__What is being asked__:
Using the listing below, please gather every line containing the word "text".

__Input for this task__:
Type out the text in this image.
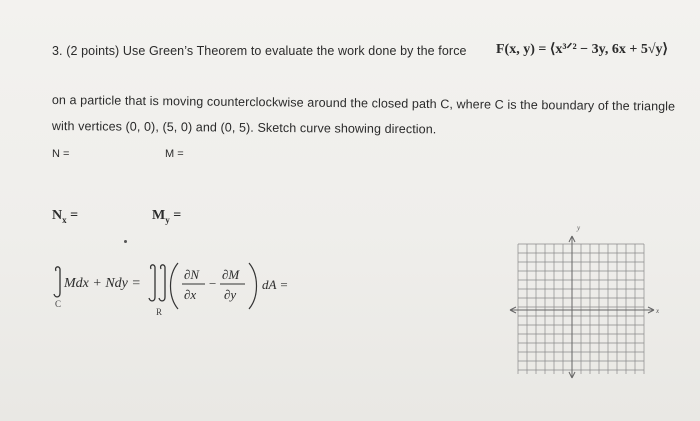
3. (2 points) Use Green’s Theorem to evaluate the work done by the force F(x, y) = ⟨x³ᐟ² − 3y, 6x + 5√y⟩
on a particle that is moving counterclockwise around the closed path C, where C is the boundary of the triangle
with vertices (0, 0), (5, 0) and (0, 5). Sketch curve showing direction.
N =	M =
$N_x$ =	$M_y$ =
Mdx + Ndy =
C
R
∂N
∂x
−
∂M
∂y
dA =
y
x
---
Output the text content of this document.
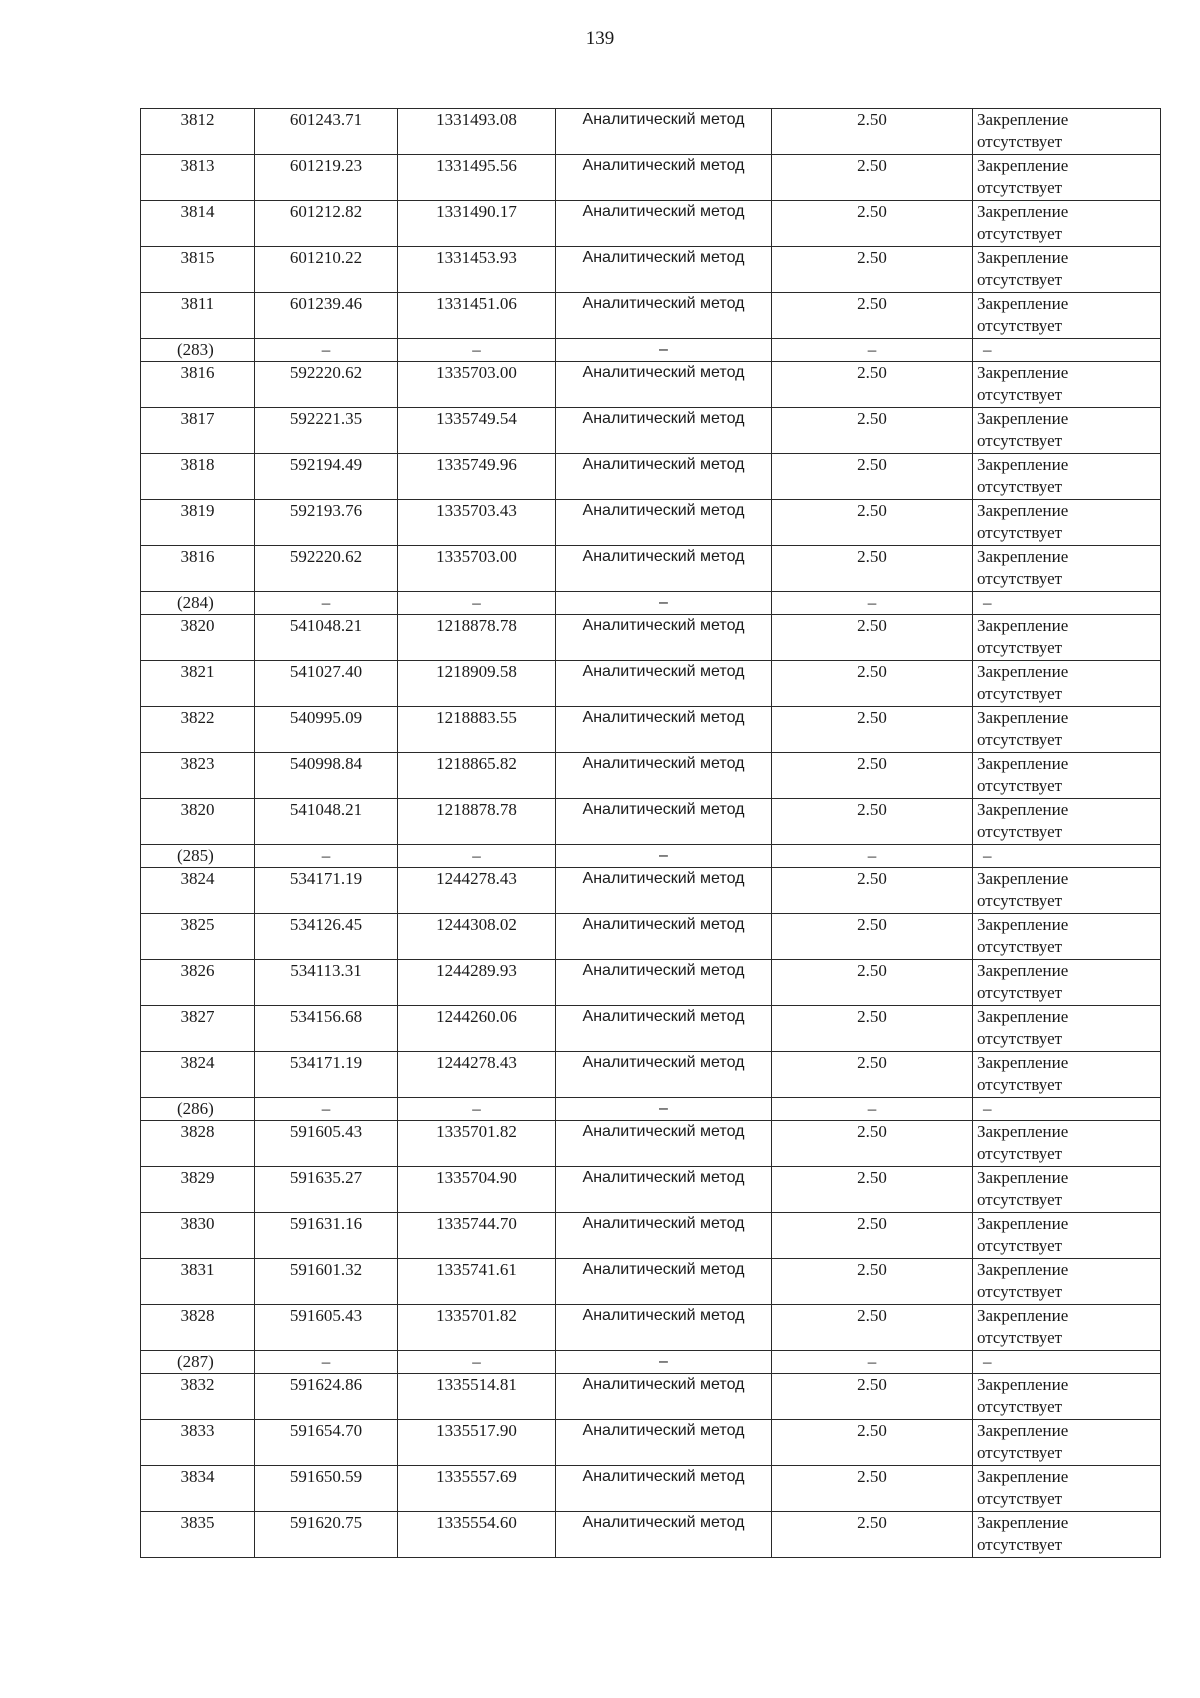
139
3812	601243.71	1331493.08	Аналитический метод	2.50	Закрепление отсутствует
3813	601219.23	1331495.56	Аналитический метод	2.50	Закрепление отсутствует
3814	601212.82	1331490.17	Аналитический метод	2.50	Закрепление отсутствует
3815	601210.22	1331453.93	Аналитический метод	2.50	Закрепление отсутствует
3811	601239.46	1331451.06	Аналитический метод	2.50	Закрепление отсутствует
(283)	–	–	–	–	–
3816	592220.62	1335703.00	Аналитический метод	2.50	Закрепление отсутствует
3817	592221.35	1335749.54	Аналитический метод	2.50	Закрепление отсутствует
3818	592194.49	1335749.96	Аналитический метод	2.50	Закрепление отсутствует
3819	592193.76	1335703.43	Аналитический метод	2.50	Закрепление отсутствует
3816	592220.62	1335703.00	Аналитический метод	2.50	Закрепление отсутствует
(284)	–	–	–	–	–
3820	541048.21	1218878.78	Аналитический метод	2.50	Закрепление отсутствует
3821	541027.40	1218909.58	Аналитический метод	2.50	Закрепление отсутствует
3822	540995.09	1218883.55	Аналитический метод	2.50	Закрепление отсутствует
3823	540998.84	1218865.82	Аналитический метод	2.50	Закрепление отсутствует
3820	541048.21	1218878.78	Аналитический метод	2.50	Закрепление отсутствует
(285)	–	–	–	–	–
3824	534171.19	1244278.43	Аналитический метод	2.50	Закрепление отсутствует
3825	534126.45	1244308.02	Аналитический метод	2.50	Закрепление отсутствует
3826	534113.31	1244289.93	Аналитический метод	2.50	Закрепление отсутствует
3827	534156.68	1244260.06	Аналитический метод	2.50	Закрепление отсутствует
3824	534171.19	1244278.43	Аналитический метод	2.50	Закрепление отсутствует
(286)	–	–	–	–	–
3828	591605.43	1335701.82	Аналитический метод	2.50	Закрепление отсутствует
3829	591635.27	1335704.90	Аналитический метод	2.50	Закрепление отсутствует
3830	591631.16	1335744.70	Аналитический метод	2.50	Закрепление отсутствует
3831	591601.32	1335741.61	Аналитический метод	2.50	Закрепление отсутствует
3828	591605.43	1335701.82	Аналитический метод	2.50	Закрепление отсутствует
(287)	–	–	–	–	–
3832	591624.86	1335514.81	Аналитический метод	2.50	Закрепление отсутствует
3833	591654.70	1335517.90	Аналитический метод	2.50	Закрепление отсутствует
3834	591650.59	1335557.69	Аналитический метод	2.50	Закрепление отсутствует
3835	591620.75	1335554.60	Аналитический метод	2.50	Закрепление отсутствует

__Complete response__:
Type out the text in this image.
Output the text content of this document.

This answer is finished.